start Exercise materials
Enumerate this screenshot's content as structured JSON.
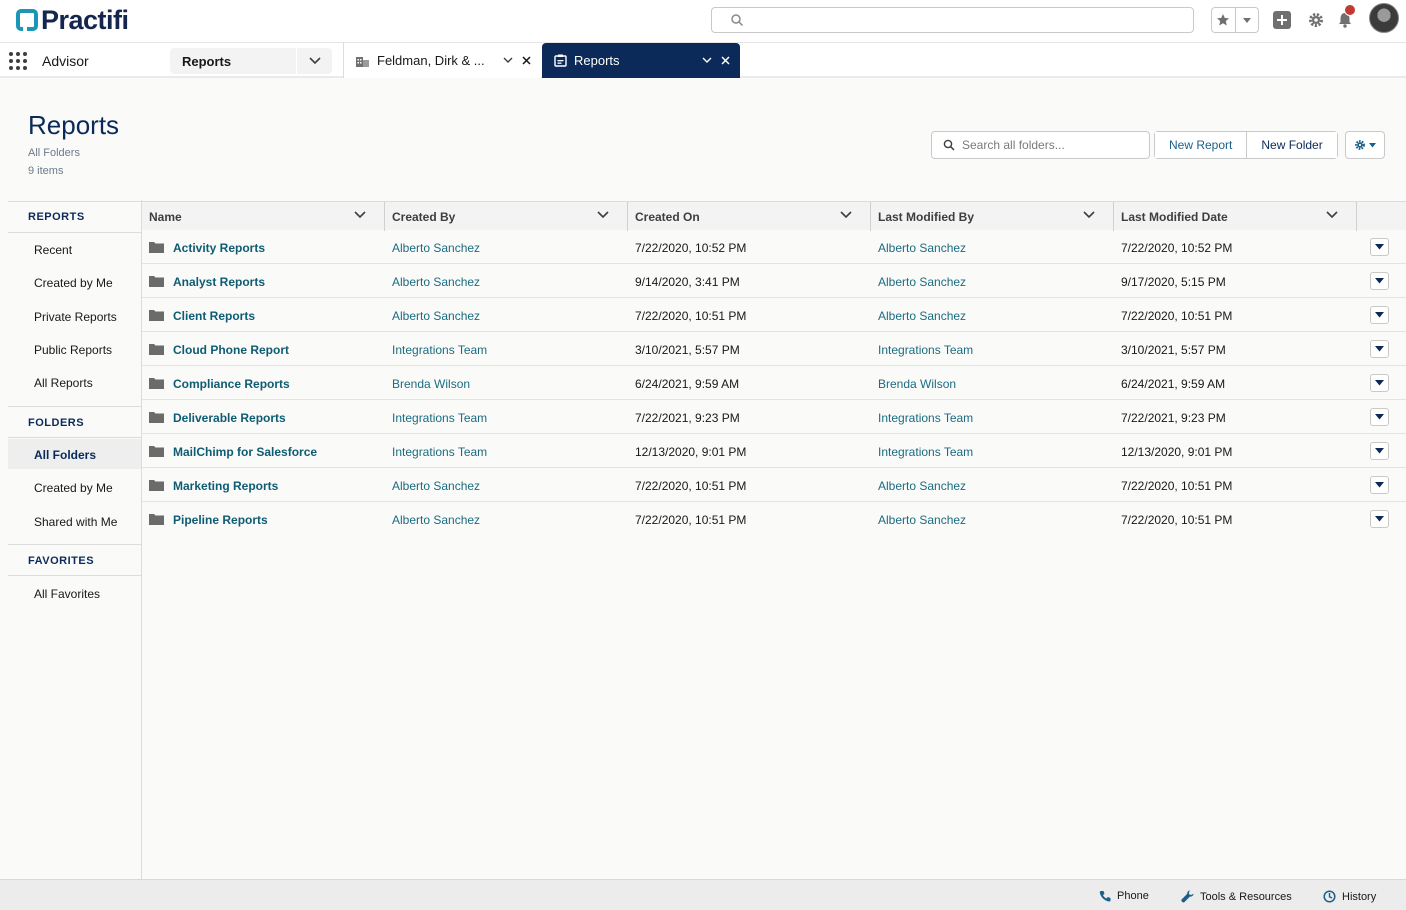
{
  "brand": {
    "name": "Practifi",
    "color": "#14264d",
    "accent": "#1b96b6"
  },
  "header": {
    "search_placeholder": ""
  },
  "nav": {
    "app_name": "Advisor",
    "selector_label": "Reports",
    "tabs": [
      {
        "label": "Feldman, Dirk & ...",
        "icon": "building-icon"
      },
      {
        "label": "Reports",
        "icon": "reports-icon",
        "active": true
      }
    ]
  },
  "page": {
    "title": "Reports",
    "subtitle": "All Folders",
    "count": "9 items",
    "search_placeholder": "Search all folders...",
    "new_report": "New Report",
    "new_folder": "New Folder"
  },
  "sidebar": {
    "reports_title": "REPORTS",
    "reports_items": [
      "Recent",
      "Created by Me",
      "Private Reports",
      "Public Reports",
      "All Reports"
    ],
    "folders_title": "FOLDERS",
    "folders_items": [
      "All Folders",
      "Created by Me",
      "Shared with Me"
    ],
    "favorites_title": "FAVORITES",
    "favorites_items": [
      "All Favorites"
    ]
  },
  "table": {
    "columns": [
      "Name",
      "Created By",
      "Created On",
      "Last Modified By",
      "Last Modified Date"
    ],
    "rows": [
      [
        "Activity Reports",
        "Alberto Sanchez",
        "7/22/2020, 10:52 PM",
        "Alberto Sanchez",
        "7/22/2020, 10:52 PM"
      ],
      [
        "Analyst Reports",
        "Alberto Sanchez",
        "9/14/2020, 3:41 PM",
        "Alberto Sanchez",
        "9/17/2020, 5:15 PM"
      ],
      [
        "Client Reports",
        "Alberto Sanchez",
        "7/22/2020, 10:51 PM",
        "Alberto Sanchez",
        "7/22/2020, 10:51 PM"
      ],
      [
        "Cloud Phone Report",
        "Integrations Team",
        "3/10/2021, 5:57 PM",
        "Integrations Team",
        "3/10/2021, 5:57 PM"
      ],
      [
        "Compliance Reports",
        "Brenda Wilson",
        "6/24/2021, 9:59 AM",
        "Brenda Wilson",
        "6/24/2021, 9:59 AM"
      ],
      [
        "Deliverable Reports",
        "Integrations Team",
        "7/22/2021, 9:23 PM",
        "Integrations Team",
        "7/22/2021, 9:23 PM"
      ],
      [
        "MailChimp for Salesforce",
        "Integrations Team",
        "12/13/2020, 9:01 PM",
        "Integrations Team",
        "12/13/2020, 9:01 PM"
      ],
      [
        "Marketing Reports",
        "Alberto Sanchez",
        "7/22/2020, 10:51 PM",
        "Alberto Sanchez",
        "7/22/2020, 10:51 PM"
      ],
      [
        "Pipeline Reports",
        "Alberto Sanchez",
        "7/22/2020, 10:51 PM",
        "Alberto Sanchez",
        "7/22/2020, 10:51 PM"
      ]
    ]
  },
  "utility": {
    "phone": "Phone",
    "tools": "Tools & Resources",
    "history": "History"
  }
}
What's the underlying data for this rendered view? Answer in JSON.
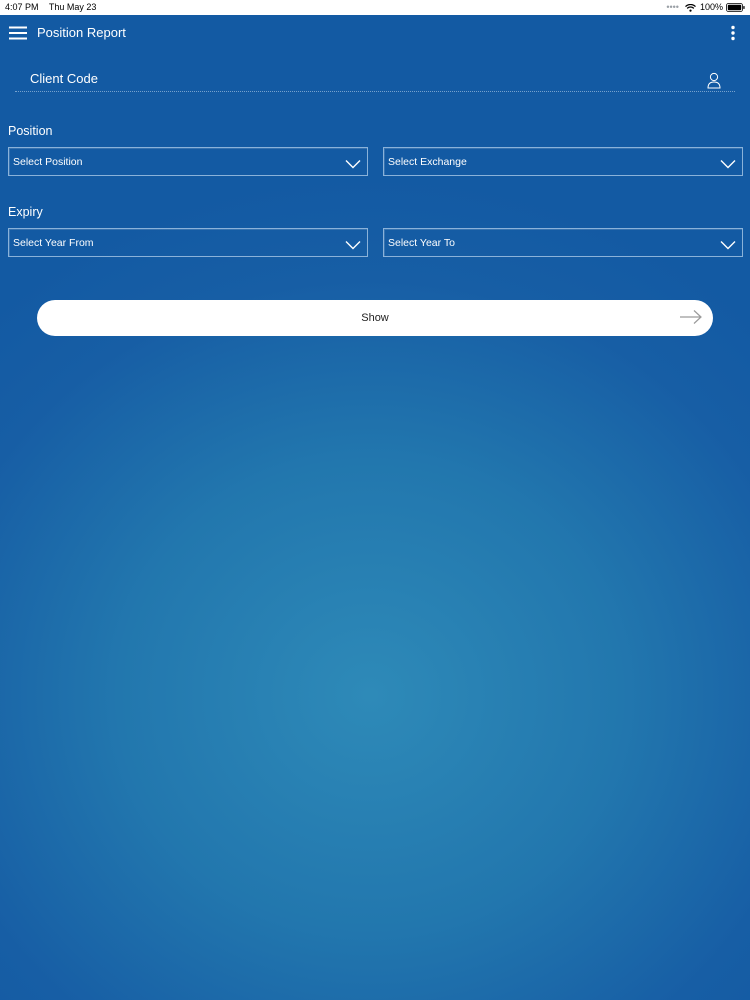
{
  "status_bar": {
    "time": "4:07 PM",
    "date": "Thu May 23",
    "battery": "100%"
  },
  "header": {
    "title": "Position Report",
    "menu_icon": "hamburger-menu-icon",
    "more_icon": "vertical-ellipsis-icon"
  },
  "client_code": {
    "placeholder": "Client Code",
    "value": "",
    "icon": "user-icon"
  },
  "position_section": {
    "label": "Position",
    "position_select": "Select Position",
    "exchange_select": "Select Exchange"
  },
  "expiry_section": {
    "label": "Expiry",
    "year_from_select": "Select Year From",
    "year_to_select": "Select Year To"
  },
  "show_button": {
    "label": "Show",
    "icon": "arrow-right-icon"
  },
  "colors": {
    "background_dark": "#135aa3",
    "background_light": "#2e8ab8",
    "button_bg": "#ffffff",
    "text": "#ffffff"
  }
}
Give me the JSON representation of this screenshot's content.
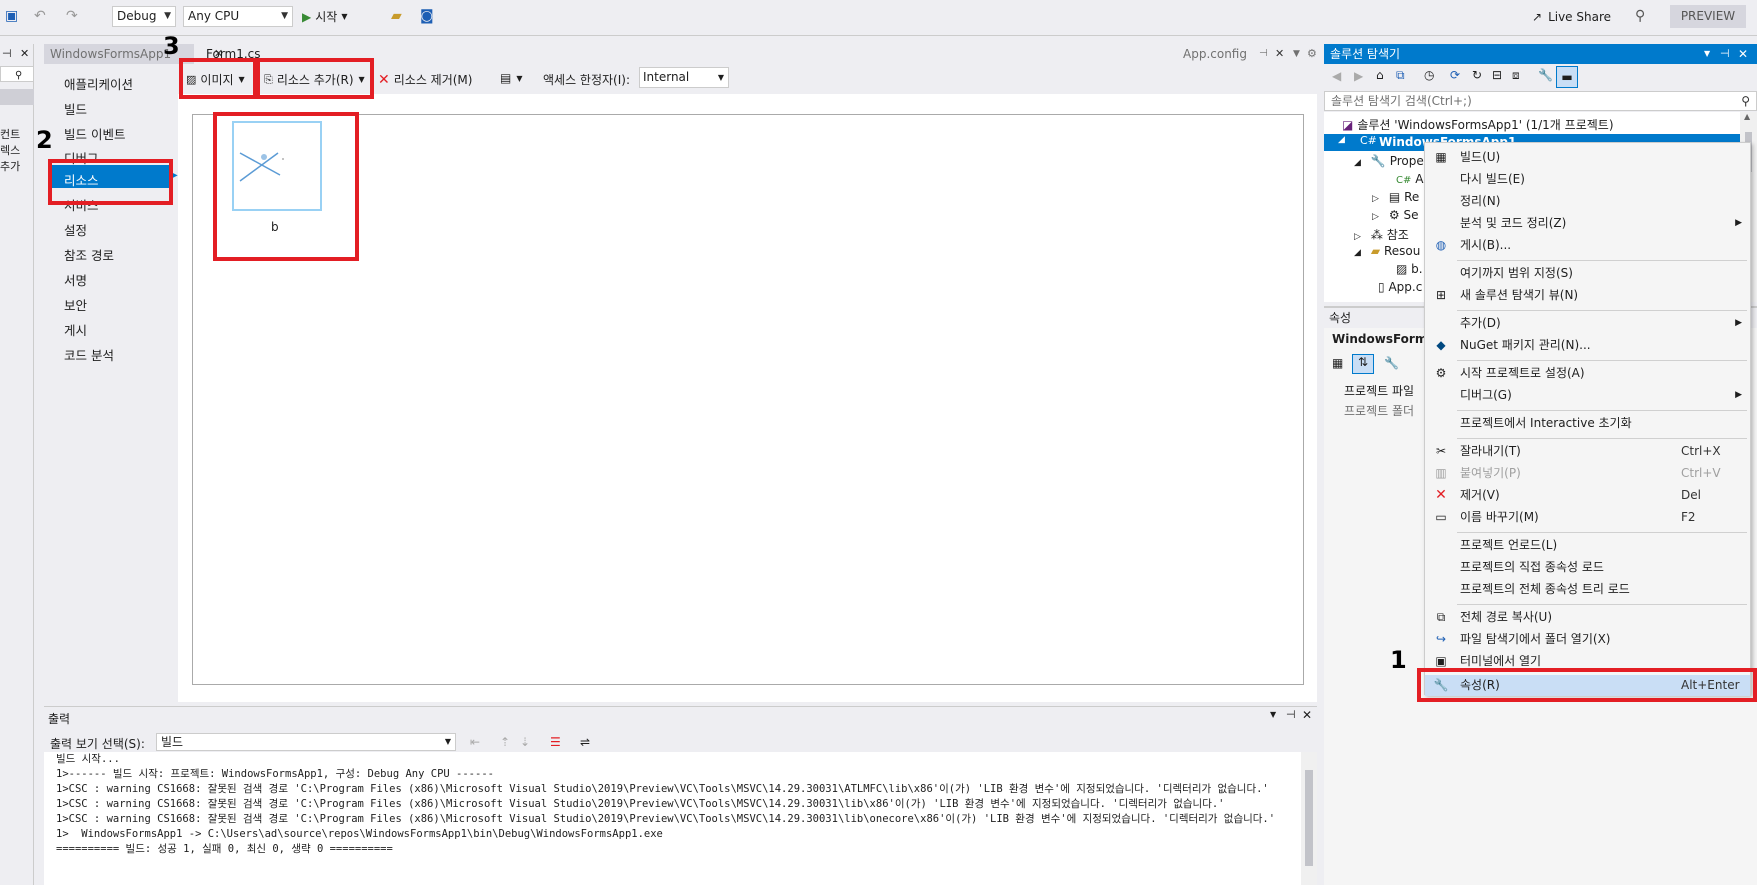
{
  "toolbar": {
    "config": "Debug",
    "platform": "Any CPU",
    "start": "시작",
    "live_share": "Live Share",
    "preview": "PREVIEW"
  },
  "left_strip": [
    "컨트",
    "렉스",
    "추가"
  ],
  "doc_tabs": {
    "project": "WindowsFormsApp1",
    "form": "Form1.cs",
    "appconfig": "App.config"
  },
  "nav": {
    "items": [
      "애플리케이션",
      "빌드",
      "빌드 이벤트",
      "디버그",
      "리소스",
      "서비스",
      "설정",
      "참조 경로",
      "서명",
      "보안",
      "게시",
      "코드 분석"
    ]
  },
  "resource_toolbar": {
    "image": "이미지",
    "add_resource": "리소스 추가(R)",
    "remove_resource": "리소스 제거(M)",
    "access_label": "액세스 한정자(I):",
    "access_value": "Internal"
  },
  "resource_item": {
    "name": "b"
  },
  "output": {
    "title": "출력",
    "select_label": "출력 보기 선택(S):",
    "select_value": "빌드",
    "lines": [
      "빌드 시작...",
      "1>------ 빌드 시작: 프로젝트: WindowsFormsApp1, 구성: Debug Any CPU ------",
      "1>CSC : warning CS1668: 잘못된 검색 경로 'C:\\Program Files (x86)\\Microsoft Visual Studio\\2019\\Preview\\VC\\Tools\\MSVC\\14.29.30031\\ATLMFC\\lib\\x86'이(가) 'LIB 환경 변수'에 지정되었습니다. '디렉터리가 없습니다.'",
      "1>CSC : warning CS1668: 잘못된 검색 경로 'C:\\Program Files (x86)\\Microsoft Visual Studio\\2019\\Preview\\VC\\Tools\\MSVC\\14.29.30031\\lib\\x86'이(가) 'LIB 환경 변수'에 지정되었습니다. '디렉터리가 없습니다.'",
      "1>CSC : warning CS1668: 잘못된 검색 경로 'C:\\Program Files (x86)\\Microsoft Visual Studio\\2019\\Preview\\VC\\Tools\\MSVC\\14.29.30031\\lib\\onecore\\x86'이(가) 'LIB 환경 변수'에 지정되었습니다. '디렉터리가 없습니다.'",
      "1>  WindowsFormsApp1 -> C:\\Users\\ad\\source\\repos\\WindowsFormsApp1\\bin\\Debug\\WindowsFormsApp1.exe",
      "========== 빌드: 성공 1, 실패 0, 최신 0, 생략 0 =========="
    ]
  },
  "solution_explorer": {
    "title": "솔루션 탐색기",
    "search_placeholder": "솔루션 탐색기 검색(Ctrl+;)",
    "solution": "솔루션 'WindowsFormsApp1' (1/1개 프로젝트)",
    "project": "WindowsFormsApp1",
    "items": [
      "Prope",
      "A",
      "Re",
      "Se",
      "참조",
      "Resou",
      "b.",
      "App.c"
    ]
  },
  "properties": {
    "title": "속성",
    "object": "WindowsFormsA",
    "rows": [
      "프로젝트 파일",
      "프로젝트 폴더"
    ]
  },
  "context_menu": {
    "items": [
      {
        "label": "빌드(U)",
        "icon": "build-icon"
      },
      {
        "label": "다시 빌드(E)"
      },
      {
        "label": "정리(N)"
      },
      {
        "label": "분석 및 코드 정리(Z)",
        "submenu": true
      },
      {
        "label": "게시(B)...",
        "icon": "globe-icon"
      },
      {
        "label": "여기까지 범위 지정(S)"
      },
      {
        "label": "새 솔루션 탐색기 뷰(N)",
        "icon": "new-view-icon"
      },
      {
        "label": "추가(D)",
        "submenu": true
      },
      {
        "label": "NuGet 패키지 관리(N)...",
        "icon": "nuget-icon"
      },
      {
        "label": "시작 프로젝트로 설정(A)",
        "icon": "gear-icon"
      },
      {
        "label": "디버그(G)",
        "submenu": true
      },
      {
        "label": "프로젝트에서 Interactive 초기화"
      },
      {
        "label": "잘라내기(T)",
        "shortcut": "Ctrl+X",
        "icon": "scissors-icon"
      },
      {
        "label": "붙여넣기(P)",
        "shortcut": "Ctrl+V",
        "icon": "paste-icon",
        "disabled": true
      },
      {
        "label": "제거(V)",
        "shortcut": "Del",
        "icon": "delete-icon"
      },
      {
        "label": "이름 바꾸기(M)",
        "shortcut": "F2",
        "icon": "rename-icon"
      },
      {
        "label": "프로젝트 언로드(L)"
      },
      {
        "label": "프로젝트의 직접 종속성 로드"
      },
      {
        "label": "프로젝트의 전체 종속성 트리 로드"
      },
      {
        "label": "전체 경로 복사(U)",
        "icon": "copy-icon"
      },
      {
        "label": "파일 탐색기에서 폴더 열기(X)",
        "icon": "folder-open-icon"
      },
      {
        "label": "터미널에서 열기",
        "icon": "terminal-icon"
      },
      {
        "label": "속성(R)",
        "shortcut": "Alt+Enter",
        "icon": "wrench-icon"
      }
    ]
  },
  "annotations": [
    "1",
    "2",
    "3"
  ]
}
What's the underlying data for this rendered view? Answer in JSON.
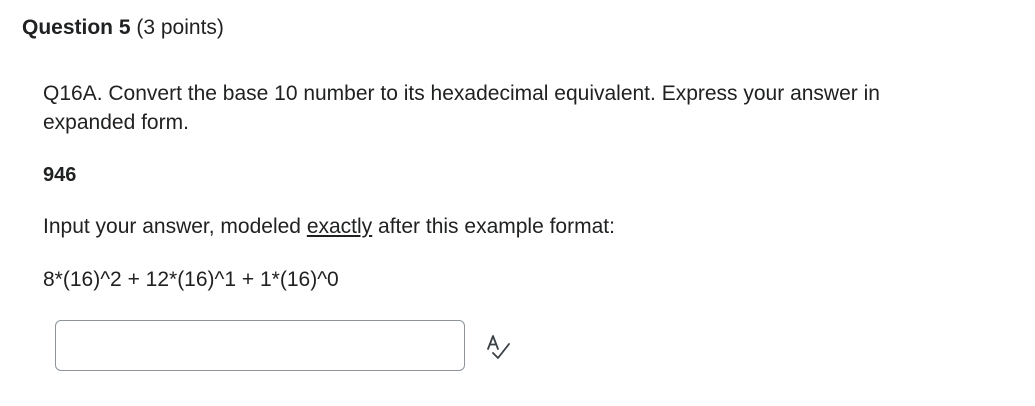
{
  "question": {
    "title": "Question 5",
    "points": "(3 points)",
    "prompt": "Q16A. Convert the base 10 number to its hexadecimal equivalent. Express your answer in expanded form.",
    "number": "946",
    "instructions_before": "Input your answer, modeled ",
    "instructions_emphasis": "exactly",
    "instructions_after": " after this example format:",
    "example": "8*(16)^2 + 12*(16)^1 + 1*(16)^0"
  },
  "answer": {
    "value": "",
    "placeholder": ""
  },
  "icons": {
    "spellcheck": "spellcheck-icon"
  }
}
end Exercise materials
» Task description:
Report only the number of lines that hold the word "Created".

» Reply:
4